Check each line for the string "βοῦς" and give only the count of lines that have it.
───
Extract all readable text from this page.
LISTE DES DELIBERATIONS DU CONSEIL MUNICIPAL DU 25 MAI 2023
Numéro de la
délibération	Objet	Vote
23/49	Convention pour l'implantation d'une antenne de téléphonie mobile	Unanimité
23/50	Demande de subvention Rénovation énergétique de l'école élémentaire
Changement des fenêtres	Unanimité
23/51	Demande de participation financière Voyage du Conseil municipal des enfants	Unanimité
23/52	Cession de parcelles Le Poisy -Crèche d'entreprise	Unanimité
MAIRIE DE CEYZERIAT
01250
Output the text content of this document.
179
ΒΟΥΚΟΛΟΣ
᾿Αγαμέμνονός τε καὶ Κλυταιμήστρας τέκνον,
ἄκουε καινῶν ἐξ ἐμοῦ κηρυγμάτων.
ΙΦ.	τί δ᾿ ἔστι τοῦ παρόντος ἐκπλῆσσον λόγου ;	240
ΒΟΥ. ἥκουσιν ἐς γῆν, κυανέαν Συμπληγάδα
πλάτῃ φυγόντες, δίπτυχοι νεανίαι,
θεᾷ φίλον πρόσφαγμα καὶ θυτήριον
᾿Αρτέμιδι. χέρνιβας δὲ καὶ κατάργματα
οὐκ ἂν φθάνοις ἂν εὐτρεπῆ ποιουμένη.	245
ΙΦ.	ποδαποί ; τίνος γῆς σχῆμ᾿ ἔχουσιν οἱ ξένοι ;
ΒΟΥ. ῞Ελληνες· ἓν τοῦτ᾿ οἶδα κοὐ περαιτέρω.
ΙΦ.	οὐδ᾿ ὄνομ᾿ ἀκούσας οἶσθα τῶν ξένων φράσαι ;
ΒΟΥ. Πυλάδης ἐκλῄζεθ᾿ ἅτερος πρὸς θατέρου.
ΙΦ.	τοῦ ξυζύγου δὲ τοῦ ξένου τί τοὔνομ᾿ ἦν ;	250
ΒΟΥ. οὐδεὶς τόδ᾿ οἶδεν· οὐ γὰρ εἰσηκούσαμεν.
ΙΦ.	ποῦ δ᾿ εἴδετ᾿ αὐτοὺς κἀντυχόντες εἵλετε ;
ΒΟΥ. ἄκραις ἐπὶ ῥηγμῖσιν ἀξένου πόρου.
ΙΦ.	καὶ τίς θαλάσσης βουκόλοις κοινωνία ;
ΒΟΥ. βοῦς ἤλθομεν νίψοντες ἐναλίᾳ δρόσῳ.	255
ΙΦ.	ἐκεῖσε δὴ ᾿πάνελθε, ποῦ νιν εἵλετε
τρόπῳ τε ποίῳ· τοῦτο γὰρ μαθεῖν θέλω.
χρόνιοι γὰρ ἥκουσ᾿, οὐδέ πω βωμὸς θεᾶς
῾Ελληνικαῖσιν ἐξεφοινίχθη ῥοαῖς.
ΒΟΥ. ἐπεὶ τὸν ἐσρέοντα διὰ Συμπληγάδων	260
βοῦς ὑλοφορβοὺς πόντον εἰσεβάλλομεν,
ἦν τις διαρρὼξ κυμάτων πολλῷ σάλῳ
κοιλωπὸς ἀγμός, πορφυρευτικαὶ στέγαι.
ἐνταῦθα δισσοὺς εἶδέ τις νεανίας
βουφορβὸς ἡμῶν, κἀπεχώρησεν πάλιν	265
───
→ **Response to this exercise**
2